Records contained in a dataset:
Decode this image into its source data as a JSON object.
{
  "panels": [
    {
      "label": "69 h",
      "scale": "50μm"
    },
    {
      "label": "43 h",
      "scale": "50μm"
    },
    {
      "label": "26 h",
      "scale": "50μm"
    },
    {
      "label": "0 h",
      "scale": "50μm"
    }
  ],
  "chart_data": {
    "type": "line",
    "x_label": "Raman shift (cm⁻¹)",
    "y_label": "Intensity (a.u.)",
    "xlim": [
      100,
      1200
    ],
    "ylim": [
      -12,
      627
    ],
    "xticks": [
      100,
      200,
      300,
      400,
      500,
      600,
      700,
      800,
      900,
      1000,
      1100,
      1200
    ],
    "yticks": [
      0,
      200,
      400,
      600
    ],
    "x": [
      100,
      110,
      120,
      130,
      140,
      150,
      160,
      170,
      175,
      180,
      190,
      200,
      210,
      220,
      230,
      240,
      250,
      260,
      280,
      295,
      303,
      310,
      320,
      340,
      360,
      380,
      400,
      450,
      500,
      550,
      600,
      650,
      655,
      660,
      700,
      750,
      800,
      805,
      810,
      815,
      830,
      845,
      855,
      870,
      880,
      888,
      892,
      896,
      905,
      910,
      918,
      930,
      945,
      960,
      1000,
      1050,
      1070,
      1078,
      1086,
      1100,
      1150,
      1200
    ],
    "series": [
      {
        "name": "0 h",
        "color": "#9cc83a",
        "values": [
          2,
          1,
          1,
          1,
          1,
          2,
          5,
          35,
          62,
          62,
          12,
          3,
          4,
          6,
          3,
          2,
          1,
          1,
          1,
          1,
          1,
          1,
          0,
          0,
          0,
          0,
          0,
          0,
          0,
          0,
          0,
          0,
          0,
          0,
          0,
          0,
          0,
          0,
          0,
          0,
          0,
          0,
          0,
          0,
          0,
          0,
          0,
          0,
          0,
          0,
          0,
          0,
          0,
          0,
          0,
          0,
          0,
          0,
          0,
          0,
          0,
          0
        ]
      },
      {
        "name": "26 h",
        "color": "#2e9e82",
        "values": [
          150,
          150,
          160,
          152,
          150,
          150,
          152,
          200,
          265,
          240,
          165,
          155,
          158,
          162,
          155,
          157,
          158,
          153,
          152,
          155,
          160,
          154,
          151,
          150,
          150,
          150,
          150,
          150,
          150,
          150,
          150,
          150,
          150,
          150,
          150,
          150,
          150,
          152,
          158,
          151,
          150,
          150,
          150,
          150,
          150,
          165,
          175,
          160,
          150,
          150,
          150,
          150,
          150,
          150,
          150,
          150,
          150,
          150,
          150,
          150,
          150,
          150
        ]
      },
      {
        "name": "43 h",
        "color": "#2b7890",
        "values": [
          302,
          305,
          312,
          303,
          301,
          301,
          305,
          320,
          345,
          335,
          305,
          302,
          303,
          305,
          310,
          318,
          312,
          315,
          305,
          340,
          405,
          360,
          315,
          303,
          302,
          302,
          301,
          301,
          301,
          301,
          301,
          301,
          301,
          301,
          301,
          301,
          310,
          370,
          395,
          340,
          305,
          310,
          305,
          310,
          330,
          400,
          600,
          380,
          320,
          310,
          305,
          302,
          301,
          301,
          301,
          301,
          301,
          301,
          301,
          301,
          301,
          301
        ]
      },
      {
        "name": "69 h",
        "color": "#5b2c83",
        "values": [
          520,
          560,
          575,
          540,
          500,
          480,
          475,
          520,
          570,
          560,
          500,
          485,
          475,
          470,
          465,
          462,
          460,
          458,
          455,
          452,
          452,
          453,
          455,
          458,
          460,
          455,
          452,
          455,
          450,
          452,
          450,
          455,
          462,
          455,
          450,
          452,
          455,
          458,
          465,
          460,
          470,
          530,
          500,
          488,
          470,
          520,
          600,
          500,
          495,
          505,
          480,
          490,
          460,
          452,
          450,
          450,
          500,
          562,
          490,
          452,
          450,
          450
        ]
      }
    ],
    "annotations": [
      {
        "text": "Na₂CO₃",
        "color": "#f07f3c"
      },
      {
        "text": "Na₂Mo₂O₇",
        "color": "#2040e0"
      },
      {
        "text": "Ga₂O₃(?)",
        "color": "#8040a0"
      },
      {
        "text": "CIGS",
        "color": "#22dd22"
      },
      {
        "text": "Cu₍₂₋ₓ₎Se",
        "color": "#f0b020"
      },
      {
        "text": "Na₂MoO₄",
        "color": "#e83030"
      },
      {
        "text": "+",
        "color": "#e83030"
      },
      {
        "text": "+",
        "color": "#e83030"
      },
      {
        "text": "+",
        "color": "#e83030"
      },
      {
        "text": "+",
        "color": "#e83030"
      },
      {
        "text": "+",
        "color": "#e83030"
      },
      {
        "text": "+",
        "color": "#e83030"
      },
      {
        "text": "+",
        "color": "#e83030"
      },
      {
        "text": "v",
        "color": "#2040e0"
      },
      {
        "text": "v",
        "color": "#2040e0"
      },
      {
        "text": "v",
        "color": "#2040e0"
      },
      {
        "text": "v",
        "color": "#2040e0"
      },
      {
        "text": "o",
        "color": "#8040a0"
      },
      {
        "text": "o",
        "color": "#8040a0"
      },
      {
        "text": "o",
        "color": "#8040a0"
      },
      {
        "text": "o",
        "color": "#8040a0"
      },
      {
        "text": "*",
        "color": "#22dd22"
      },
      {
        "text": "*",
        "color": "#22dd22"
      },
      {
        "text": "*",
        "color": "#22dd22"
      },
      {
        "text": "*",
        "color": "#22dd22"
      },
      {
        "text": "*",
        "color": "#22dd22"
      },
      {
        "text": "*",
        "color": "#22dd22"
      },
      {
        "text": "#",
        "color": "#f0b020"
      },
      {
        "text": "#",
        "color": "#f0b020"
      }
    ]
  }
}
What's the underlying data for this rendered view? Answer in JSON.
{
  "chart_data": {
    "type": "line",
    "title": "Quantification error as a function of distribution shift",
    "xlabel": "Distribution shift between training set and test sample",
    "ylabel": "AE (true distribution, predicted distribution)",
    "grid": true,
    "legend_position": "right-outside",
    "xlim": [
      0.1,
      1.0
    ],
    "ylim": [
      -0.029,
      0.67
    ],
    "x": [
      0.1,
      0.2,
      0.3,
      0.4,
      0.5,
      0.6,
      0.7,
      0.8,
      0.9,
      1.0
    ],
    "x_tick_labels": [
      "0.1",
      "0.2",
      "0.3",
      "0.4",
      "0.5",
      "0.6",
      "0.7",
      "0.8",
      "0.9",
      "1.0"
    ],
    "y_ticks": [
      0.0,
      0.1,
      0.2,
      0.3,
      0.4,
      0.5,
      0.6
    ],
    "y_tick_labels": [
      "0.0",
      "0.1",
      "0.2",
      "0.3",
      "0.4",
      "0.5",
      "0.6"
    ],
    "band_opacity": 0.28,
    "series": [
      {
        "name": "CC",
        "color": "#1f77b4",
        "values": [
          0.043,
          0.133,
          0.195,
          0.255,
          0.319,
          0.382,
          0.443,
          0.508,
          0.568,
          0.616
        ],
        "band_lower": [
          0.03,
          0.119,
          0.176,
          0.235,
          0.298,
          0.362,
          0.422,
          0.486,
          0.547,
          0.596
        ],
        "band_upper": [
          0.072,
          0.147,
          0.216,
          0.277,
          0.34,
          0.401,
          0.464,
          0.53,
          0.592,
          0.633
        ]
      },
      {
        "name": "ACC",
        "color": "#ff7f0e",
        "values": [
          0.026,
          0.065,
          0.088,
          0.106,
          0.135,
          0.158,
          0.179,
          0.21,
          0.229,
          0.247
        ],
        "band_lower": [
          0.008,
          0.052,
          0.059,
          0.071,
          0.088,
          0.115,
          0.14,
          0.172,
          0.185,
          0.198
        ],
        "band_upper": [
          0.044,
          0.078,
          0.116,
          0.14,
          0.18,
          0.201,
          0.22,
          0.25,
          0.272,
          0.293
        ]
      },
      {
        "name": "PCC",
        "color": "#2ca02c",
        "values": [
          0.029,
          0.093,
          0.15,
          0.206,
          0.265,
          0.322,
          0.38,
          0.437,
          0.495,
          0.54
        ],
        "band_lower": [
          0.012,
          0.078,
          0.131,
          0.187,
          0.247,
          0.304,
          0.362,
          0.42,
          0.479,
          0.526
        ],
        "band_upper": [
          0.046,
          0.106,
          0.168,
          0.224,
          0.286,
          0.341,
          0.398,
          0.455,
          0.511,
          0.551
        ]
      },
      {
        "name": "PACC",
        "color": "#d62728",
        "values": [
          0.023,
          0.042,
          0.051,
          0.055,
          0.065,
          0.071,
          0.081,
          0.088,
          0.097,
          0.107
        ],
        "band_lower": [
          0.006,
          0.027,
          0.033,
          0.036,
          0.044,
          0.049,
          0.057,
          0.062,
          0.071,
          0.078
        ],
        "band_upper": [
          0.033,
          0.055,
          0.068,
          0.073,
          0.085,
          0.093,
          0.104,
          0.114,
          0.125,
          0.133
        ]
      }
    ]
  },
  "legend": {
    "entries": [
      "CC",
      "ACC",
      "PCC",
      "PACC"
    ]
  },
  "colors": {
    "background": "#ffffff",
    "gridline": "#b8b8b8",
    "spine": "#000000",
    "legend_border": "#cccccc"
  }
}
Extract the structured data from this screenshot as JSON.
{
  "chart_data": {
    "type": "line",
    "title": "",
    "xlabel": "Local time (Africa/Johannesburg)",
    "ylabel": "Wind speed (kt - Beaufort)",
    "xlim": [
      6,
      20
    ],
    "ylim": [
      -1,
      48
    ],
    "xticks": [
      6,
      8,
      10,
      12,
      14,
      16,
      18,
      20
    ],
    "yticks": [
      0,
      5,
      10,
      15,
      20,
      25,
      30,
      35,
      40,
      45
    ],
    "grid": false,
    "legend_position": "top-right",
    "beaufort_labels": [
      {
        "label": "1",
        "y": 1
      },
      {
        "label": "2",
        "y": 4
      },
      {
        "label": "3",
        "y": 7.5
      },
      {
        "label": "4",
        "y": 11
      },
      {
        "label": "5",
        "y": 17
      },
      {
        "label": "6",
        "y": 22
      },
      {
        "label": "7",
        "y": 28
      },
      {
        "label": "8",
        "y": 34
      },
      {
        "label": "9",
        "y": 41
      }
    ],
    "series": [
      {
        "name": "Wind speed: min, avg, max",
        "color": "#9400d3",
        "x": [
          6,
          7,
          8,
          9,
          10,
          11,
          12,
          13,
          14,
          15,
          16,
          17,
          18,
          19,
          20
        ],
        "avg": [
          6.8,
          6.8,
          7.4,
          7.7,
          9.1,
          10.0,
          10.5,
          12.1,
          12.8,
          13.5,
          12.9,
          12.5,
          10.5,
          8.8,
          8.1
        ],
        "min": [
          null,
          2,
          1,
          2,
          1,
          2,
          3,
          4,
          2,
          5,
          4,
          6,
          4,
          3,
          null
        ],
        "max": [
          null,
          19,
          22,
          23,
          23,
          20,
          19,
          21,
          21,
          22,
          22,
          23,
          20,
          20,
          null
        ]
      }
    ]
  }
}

- **PROMPT**
Reply with nothing but the number of lines that contain the word "title".

- **SOLVED PROBLEM**
2